### INSTRUCTION
Gather the lines that hold the string "each".

Dataset entries:

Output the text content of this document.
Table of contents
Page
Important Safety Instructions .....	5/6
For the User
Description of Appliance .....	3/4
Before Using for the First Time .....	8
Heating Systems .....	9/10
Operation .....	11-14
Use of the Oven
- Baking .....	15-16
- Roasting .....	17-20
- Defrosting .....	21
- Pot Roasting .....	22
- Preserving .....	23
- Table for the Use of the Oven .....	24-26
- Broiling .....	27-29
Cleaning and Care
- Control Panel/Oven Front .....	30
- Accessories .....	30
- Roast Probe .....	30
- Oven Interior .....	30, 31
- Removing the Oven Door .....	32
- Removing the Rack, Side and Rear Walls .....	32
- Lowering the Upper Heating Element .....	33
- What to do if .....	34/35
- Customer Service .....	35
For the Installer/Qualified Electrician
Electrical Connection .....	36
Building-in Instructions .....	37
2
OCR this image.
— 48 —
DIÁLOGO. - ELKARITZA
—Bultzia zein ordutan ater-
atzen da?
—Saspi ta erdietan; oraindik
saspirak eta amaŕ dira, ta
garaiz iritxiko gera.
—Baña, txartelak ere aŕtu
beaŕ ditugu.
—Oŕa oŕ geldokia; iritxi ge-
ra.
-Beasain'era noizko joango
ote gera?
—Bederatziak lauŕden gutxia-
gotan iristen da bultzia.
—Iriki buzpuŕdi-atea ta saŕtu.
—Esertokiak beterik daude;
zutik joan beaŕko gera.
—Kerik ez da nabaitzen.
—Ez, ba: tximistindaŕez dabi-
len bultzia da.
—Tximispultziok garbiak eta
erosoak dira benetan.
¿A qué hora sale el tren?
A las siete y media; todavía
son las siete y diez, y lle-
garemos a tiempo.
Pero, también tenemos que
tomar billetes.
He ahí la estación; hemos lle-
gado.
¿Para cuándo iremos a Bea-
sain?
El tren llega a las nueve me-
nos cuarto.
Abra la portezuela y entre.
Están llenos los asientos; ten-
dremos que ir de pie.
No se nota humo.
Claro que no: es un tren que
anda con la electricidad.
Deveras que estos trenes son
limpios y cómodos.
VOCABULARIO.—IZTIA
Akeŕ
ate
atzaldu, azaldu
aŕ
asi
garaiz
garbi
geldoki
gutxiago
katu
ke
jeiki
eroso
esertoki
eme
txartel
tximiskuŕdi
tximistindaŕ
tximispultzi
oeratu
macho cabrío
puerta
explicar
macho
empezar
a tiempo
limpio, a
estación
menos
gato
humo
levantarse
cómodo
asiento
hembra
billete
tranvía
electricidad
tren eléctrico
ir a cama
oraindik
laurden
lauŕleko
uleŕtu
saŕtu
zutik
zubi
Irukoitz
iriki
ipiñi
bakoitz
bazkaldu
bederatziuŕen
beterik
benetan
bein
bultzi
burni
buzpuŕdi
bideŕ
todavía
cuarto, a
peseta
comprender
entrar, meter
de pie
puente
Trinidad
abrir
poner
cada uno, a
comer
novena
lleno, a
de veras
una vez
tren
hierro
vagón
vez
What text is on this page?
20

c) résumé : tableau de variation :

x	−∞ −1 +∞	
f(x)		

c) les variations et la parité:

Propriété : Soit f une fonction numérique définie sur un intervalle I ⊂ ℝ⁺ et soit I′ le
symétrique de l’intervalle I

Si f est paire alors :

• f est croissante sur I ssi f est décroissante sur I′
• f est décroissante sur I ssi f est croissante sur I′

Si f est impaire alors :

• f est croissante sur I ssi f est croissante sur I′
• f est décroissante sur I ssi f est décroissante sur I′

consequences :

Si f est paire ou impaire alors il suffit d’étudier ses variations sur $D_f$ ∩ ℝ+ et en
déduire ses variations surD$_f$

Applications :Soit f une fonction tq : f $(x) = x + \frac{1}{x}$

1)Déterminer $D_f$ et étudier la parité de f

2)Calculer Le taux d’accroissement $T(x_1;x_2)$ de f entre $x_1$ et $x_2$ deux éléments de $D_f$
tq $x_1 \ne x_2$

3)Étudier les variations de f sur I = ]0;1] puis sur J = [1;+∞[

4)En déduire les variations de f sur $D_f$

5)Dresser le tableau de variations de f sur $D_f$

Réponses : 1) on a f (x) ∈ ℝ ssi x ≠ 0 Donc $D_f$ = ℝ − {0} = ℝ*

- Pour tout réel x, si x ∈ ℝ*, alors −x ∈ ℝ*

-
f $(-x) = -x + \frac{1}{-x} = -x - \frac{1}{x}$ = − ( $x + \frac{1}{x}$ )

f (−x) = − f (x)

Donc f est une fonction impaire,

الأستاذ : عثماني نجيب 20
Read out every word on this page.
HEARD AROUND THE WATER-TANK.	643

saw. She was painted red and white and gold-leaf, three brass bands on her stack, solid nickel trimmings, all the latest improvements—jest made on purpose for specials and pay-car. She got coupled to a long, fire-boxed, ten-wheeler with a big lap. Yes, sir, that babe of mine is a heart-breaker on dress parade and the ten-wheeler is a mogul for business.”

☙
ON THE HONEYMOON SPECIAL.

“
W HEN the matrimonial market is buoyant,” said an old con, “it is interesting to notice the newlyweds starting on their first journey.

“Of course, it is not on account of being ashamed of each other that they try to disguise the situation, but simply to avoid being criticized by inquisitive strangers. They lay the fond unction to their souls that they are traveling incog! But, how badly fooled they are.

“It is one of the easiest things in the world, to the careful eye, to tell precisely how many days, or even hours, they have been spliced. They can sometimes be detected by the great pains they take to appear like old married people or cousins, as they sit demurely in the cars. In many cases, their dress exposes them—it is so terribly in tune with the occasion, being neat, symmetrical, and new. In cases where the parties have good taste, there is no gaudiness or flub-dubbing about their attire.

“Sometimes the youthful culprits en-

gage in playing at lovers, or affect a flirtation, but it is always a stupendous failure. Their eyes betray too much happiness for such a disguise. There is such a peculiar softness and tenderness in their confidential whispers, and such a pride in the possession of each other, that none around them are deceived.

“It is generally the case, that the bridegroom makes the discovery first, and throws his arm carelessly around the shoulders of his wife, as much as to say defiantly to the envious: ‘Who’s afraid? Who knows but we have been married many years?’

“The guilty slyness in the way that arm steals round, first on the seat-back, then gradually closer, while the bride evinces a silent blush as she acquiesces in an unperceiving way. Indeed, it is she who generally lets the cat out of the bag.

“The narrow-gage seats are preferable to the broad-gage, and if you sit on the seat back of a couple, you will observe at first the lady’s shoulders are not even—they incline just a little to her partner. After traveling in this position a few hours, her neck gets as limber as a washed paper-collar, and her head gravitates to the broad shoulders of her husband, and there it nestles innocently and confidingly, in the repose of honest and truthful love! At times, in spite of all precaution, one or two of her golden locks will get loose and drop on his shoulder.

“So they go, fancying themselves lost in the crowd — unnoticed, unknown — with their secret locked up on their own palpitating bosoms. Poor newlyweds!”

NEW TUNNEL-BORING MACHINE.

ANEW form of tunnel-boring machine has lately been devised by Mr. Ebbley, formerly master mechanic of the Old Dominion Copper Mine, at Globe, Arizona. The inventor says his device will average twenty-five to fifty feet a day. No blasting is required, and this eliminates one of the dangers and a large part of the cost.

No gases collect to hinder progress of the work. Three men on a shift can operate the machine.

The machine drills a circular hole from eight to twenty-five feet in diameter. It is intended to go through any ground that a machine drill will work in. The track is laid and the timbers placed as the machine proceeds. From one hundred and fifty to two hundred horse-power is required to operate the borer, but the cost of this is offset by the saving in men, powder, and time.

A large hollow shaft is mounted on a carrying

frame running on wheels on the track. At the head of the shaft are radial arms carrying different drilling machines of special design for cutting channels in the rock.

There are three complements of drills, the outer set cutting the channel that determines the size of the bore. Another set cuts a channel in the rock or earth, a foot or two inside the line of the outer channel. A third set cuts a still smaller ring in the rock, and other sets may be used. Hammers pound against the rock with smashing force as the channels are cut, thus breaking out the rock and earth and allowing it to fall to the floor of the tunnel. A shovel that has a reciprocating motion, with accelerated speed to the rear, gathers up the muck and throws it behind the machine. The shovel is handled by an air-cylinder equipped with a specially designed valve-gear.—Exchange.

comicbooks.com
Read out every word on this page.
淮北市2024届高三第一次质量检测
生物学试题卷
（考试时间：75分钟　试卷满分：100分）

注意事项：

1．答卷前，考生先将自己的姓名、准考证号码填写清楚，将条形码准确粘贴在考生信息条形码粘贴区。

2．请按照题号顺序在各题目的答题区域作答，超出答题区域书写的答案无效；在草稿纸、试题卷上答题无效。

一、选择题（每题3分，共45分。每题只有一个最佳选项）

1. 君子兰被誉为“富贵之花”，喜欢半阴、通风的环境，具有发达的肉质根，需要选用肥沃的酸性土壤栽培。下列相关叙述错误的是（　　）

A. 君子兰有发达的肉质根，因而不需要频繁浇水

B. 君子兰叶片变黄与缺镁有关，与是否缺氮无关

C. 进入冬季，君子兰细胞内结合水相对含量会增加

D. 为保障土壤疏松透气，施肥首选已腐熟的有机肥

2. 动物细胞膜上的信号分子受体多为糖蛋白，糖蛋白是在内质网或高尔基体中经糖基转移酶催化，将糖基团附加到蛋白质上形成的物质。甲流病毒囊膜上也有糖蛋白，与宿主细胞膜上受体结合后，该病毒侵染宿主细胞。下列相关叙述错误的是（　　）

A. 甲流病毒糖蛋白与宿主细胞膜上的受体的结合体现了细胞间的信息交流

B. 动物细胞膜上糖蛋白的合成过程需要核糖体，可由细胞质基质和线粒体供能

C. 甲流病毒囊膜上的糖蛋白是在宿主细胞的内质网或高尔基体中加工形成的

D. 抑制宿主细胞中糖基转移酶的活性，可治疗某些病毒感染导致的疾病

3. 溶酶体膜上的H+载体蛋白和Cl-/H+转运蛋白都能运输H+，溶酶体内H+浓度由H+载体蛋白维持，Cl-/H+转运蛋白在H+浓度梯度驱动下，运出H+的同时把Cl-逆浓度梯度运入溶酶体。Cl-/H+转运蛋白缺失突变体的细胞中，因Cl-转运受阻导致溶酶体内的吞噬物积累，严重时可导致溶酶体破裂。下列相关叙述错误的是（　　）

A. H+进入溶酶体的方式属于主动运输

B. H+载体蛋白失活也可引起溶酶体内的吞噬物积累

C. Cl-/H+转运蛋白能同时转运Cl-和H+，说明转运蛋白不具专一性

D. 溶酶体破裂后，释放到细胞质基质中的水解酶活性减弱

### SOLUTION TO THIS EXERCISE
“Of course, it is not on account of being ashamed of each other that they try to disguise the situation, but simply to avoid being criticized by inquisitive strangers. They lay the fond unction to their souls that they are traveling incog! But, how badly fooled they are.
gage in playing at lovers, or affect a flirtation, but it is always a stupendous failure. Their eyes betray too much happiness for such a disguise. There is such a peculiar softness and tenderness in their confidential whispers, and such a pride in the possession of each other, that none around them are deceived.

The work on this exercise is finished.